Direction: Copy the lines that follow, keeping every character the same.

Records shown:
^^^^^^^^^^^^^^^^
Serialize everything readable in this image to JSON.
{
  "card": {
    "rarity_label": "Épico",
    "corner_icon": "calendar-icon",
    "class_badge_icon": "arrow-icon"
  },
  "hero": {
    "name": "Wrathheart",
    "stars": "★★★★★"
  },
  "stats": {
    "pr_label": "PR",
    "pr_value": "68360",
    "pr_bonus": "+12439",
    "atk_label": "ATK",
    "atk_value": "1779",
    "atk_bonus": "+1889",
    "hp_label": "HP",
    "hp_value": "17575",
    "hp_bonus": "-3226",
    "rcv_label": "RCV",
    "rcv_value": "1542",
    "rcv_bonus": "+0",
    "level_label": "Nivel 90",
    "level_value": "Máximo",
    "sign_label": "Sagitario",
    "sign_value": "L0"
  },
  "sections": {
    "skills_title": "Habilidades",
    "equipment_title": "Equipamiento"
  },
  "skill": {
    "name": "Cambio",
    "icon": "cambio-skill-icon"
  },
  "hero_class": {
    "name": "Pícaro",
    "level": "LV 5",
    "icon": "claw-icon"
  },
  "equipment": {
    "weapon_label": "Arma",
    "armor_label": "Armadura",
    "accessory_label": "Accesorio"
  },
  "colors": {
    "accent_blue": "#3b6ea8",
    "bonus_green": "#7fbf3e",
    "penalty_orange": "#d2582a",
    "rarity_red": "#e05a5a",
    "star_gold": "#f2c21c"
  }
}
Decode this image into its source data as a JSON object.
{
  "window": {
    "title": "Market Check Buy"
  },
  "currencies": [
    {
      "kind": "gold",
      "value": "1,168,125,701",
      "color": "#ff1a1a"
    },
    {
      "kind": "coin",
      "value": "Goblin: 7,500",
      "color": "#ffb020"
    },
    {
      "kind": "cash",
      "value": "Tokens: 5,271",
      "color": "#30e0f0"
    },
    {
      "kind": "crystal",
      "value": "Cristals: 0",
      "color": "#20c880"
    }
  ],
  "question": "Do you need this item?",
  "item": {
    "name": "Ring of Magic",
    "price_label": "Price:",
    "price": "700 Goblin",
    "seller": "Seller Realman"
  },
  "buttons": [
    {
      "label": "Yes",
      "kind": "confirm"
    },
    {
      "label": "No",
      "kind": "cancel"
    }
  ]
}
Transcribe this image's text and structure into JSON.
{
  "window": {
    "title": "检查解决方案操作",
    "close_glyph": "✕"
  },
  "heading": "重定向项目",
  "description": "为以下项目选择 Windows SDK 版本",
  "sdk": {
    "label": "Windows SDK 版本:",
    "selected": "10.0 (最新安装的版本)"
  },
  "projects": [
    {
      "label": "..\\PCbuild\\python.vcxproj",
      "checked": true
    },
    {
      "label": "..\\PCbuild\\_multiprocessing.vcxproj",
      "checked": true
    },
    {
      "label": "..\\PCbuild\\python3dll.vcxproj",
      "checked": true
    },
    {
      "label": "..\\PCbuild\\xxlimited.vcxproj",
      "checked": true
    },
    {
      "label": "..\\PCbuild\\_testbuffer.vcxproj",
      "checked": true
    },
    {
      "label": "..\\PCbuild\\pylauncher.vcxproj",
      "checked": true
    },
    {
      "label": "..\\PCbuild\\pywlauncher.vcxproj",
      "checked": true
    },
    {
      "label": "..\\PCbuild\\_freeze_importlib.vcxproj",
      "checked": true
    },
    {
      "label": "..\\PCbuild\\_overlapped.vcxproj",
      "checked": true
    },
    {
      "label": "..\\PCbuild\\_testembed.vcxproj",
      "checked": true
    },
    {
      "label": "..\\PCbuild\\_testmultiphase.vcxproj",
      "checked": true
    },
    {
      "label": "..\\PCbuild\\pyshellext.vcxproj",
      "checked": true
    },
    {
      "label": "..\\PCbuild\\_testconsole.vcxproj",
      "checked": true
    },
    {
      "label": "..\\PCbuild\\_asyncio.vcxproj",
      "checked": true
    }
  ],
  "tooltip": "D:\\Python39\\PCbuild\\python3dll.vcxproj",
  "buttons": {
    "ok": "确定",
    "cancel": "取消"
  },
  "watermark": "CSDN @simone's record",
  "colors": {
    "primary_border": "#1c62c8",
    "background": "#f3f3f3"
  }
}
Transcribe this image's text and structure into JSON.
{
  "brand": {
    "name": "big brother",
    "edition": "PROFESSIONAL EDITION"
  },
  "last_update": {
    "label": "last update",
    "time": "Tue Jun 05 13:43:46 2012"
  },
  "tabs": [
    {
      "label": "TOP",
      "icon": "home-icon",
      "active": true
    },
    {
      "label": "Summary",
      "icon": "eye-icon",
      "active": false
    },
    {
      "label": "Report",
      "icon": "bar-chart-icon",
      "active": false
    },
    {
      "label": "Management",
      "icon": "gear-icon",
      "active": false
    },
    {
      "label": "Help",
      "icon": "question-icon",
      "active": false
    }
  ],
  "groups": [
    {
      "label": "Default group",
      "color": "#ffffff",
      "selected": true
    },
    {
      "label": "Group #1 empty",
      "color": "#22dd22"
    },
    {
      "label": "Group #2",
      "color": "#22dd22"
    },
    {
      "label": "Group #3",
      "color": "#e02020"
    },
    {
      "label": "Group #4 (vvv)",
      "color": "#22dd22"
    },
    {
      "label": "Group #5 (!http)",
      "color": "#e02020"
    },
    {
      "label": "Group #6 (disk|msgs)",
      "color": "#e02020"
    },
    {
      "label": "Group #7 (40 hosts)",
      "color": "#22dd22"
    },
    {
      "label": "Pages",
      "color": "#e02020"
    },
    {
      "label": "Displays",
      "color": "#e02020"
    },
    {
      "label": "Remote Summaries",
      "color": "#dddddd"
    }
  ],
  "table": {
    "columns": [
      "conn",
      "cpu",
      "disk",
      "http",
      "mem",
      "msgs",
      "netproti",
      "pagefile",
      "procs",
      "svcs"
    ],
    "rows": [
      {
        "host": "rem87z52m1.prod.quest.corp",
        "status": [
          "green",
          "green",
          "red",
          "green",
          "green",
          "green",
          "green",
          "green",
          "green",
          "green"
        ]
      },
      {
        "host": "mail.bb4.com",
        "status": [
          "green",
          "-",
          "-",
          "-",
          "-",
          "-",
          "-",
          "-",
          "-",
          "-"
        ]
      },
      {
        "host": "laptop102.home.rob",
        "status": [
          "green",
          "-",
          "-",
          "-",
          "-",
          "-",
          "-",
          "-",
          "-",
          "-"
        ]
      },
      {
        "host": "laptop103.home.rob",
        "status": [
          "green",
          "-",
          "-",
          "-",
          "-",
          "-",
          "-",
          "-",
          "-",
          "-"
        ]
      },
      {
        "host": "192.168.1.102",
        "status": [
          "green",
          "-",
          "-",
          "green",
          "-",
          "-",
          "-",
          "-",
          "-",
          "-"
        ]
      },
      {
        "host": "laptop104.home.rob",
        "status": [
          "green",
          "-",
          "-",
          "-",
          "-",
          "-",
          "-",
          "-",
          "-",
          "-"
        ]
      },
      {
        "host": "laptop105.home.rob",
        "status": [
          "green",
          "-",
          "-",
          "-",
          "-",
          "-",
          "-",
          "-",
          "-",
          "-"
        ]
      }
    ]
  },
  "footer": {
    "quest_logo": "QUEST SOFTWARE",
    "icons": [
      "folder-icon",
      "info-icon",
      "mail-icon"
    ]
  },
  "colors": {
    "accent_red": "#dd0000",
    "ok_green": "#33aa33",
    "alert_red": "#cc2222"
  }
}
^^^^^^^^^^^^^^^^
Task response:
Serialize everything readable in this image to JSON.
{
  "card": {
    "rarity_label": "Épico",
    "corner_icon": "calendar-icon",
    "class_badge_icon": "arrow-icon"
  },
  "hero": {
    "name": "Wrathheart",
    "stars": "★★★★★"
  },
  "stats": {
    "pr_label": "PR",
    "pr_value": "68360",
    "pr_bonus": "+12439",
    "atk_label": "ATK",
    "atk_value": "1779",
    "atk_bonus": "+1889",
    "hp_label": "HP",
    "hp_value": "17575",
    "hp_bonus": "-3226",
    "rcv_label": "RCV",
    "rcv_value": "1542",
    "rcv_bonus": "+0",
    "level_label": "Nivel 90",
    "level_value": "Máximo",
    "sign_label": "Sagitario",
    "sign_value": "L0"
  },
  "sections": {
    "skills_title": "Habilidades",
    "equipment_title": "Equipamiento"
  },
  "skill": {
    "name": "Cambio",
    "icon": "cambio-skill-icon"
  },
  "hero_class": {
    "name": "Pícaro",
    "level": "LV 5",
    "icon": "claw-icon"
  },
  "equipment": {
    "weapon_label": "Arma",
    "armor_label": "Armadura",
    "accessory_label": "Accesorio"
  },
  "colors": {
    "accent_blue": "#3b6ea8",
    "bonus_green": "#7fbf3e",
    "penalty_orange": "#d2582a",
    "rarity_red": "#e05a5a",
    "star_gold": "#f2c21c"
  }
}
Decode this image into its source data as a JSON object.
{
  "window": {
    "title": "Market Check Buy"
  },
  "currencies": [
    {
      "kind": "gold",
      "value": "1,168,125,701",
      "color": "#ff1a1a"
    },
    {
      "kind": "coin",
      "value": "Goblin: 7,500",
      "color": "#ffb020"
    },
    {
      "kind": "cash",
      "value": "Tokens: 5,271",
      "color": "#30e0f0"
    },
    {
      "kind": "crystal",
      "value": "Cristals: 0",
      "color": "#20c880"
    }
  ],
  "question": "Do you need this item?",
  "item": {
    "name": "Ring of Magic",
    "price_label": "Price:",
    "price": "700 Goblin",
    "seller": "Seller Realman"
  },
  "buttons": [
    {
      "label": "Yes",
      "kind": "confirm"
    },
    {
      "label": "No",
      "kind": "cancel"
    }
  ]
}
Transcribe this image's text and structure into JSON.
{
  "window": {
    "title": "检查解决方案操作",
    "close_glyph": "✕"
  },
  "heading": "重定向项目",
  "description": "为以下项目选择 Windows SDK 版本",
  "sdk": {
    "label": "Windows SDK 版本:",
    "selected": "10.0 (最新安装的版本)"
  },
  "projects": [
    {
      "label": "..\\PCbuild\\python.vcxproj",
      "checked": true
    },
    {
      "label": "..\\PCbuild\\_multiprocessing.vcxproj",
      "checked": true
    },
    {
      "label": "..\\PCbuild\\python3dll.vcxproj",
      "checked": true
    },
    {
      "label": "..\\PCbuild\\xxlimited.vcxproj",
      "checked": true
    },
    {
      "label": "..\\PCbuild\\_testbuffer.vcxproj",
      "checked": true
    },
    {
      "label": "..\\PCbuild\\pylauncher.vcxproj",
      "checked": true
    },
    {
      "label": "..\\PCbuild\\pywlauncher.vcxproj",
      "checked": true
    },
    {
      "label": "..\\PCbuild\\_freeze_importlib.vcxproj",
      "checked": true
    },
    {
      "label": "..\\PCbuild\\_overlapped.vcxproj",
      "checked": true
    },
    {
      "label": "..\\PCbuild\\_testembed.vcxproj",
      "checked": true
    },
    {
      "label": "..\\PCbuild\\_testmultiphase.vcxproj",
      "checked": true
    },
    {
      "label": "..\\PCbuild\\pyshellext.vcxproj",
      "checked": true
    },
    {
      "label": "..\\PCbuild\\_testconsole.vcxproj",
      "checked": true
    },
    {
      "label": "..\\PCbuild\\_asyncio.vcxproj",
      "checked": true
    }
  ],
  "tooltip": "D:\\Python39\\PCbuild\\python3dll.vcxproj",
  "buttons": {
    "ok": "确定",
    "cancel": "取消"
  },
  "watermark": "CSDN @simone's record",
  "colors": {
    "primary_border": "#1c62c8",
    "background": "#f3f3f3"
  }
}
Transcribe this image's text and structure into JSON.
{
  "brand": {
    "name": "big brother",
    "edition": "PROFESSIONAL EDITION"
  },
  "last_update": {
    "label": "last update",
    "time": "Tue Jun 05 13:43:46 2012"
  },
  "tabs": [
    {
      "label": "TOP",
      "icon": "home-icon",
      "active": true
    },
    {
      "label": "Summary",
      "icon": "eye-icon",
      "active": false
    },
    {
      "label": "Report",
      "icon": "bar-chart-icon",
      "active": false
    },
    {
      "label": "Management",
      "icon": "gear-icon",
      "active": false
    },
    {
      "label": "Help",
      "icon": "question-icon",
      "active": false
    }
  ],
  "groups": [
    {
      "label": "Default group",
      "color": "#ffffff",
      "selected": true
    },
    {
      "label": "Group #1 empty",
      "color": "#22dd22"
    },
    {
      "label": "Group #2",
      "color": "#22dd22"
    },
    {
      "label": "Group #3",
      "color": "#e02020"
    },
    {
      "label": "Group #4 (vvv)",
      "color": "#22dd22"
    },
    {
      "label": "Group #5 (!http)",
      "color": "#e02020"
    },
    {
      "label": "Group #6 (disk|msgs)",
      "color": "#e02020"
    },
    {
      "label": "Group #7 (40 hosts)",
      "color": "#22dd22"
    },
    {
      "label": "Pages",
      "color": "#e02020"
    },
    {
      "label": "Displays",
      "color": "#e02020"
    },
    {
      "label": "Remote Summaries",
      "color": "#dddddd"
    }
  ],
  "table": {
    "columns": [
      "conn",
      "cpu",
      "disk",
      "http",
      "mem",
      "msgs",
      "netproti",
      "pagefile",
      "procs",
      "svcs"
    ],
    "rows": [
      {
        "host": "rem87z52m1.prod.quest.corp",
        "status": [
          "green",
          "green",
          "red",
          "green",
          "green",
          "green",
          "green",
          "green",
          "green",
          "green"
        ]
      },
      {
        "host": "mail.bb4.com",
        "status": [
          "green",
          "-",
          "-",
          "-",
          "-",
          "-",
          "-",
          "-",
          "-",
          "-"
        ]
      },
      {
        "host": "laptop102.home.rob",
        "status": [
          "green",
          "-",
          "-",
          "-",
          "-",
          "-",
          "-",
          "-",
          "-",
          "-"
        ]
      },
      {
        "host": "laptop103.home.rob",
        "status": [
          "green",
          "-",
          "-",
          "-",
          "-",
          "-",
          "-",
          "-",
          "-",
          "-"
        ]
      },
      {
        "host": "192.168.1.102",
        "status": [
          "green",
          "-",
          "-",
          "green",
          "-",
          "-",
          "-",
          "-",
          "-",
          "-"
        ]
      },
      {
        "host": "laptop104.home.rob",
        "status": [
          "green",
          "-",
          "-",
          "-",
          "-",
          "-",
          "-",
          "-",
          "-",
          "-"
        ]
      },
      {
        "host": "laptop105.home.rob",
        "status": [
          "green",
          "-",
          "-",
          "-",
          "-",
          "-",
          "-",
          "-",
          "-",
          "-"
        ]
      }
    ]
  },
  "footer": {
    "quest_logo": "QUEST SOFTWARE",
    "icons": [
      "folder-icon",
      "info-icon",
      "mail-icon"
    ]
  },
  "colors": {
    "accent_red": "#dd0000",
    "ok_green": "#33aa33",
    "alert_red": "#cc2222"
  }
}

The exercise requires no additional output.